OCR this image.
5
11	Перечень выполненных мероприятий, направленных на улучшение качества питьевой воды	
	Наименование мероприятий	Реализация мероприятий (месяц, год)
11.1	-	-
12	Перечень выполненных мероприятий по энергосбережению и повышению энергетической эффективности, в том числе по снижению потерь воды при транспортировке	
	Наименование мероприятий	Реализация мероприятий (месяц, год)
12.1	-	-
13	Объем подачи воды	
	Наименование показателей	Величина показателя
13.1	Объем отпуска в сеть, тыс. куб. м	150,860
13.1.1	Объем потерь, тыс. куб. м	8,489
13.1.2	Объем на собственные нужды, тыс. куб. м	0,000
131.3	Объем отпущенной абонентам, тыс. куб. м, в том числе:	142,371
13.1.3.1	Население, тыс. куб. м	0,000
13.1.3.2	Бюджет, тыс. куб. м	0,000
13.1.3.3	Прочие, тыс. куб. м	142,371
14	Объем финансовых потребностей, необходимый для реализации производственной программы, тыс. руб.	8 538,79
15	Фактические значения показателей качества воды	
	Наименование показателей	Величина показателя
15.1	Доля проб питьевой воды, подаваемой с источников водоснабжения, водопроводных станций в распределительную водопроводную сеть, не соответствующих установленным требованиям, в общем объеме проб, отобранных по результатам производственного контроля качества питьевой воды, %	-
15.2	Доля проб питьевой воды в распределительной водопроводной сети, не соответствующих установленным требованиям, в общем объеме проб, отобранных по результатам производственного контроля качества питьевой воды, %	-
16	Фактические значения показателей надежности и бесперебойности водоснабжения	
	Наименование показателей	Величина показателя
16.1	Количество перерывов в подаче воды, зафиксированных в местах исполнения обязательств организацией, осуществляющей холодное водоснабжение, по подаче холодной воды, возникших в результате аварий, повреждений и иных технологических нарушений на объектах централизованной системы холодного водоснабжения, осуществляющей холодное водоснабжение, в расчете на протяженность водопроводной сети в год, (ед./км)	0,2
-------
• **GOAL OF THE EXERCISE**: Filter the entries down to the lines with the word "общем" in them.

• **WRITTEN SOLUTION**:
15.1	Доля проб питьевой воды, подаваемой с источников водоснабжения, водопроводных станций в распределительную водопроводную сеть, не соответствующих установленным требованиям, в общем объеме проб, отобранных по результатам производственного контроля качества питьевой воды, %	-
15.2	Доля проб питьевой воды в распределительной водопроводной сети, не соответствующих установленным требованиям, в общем объеме проб, отобранных по результатам производственного контроля качества питьевой воды, %	-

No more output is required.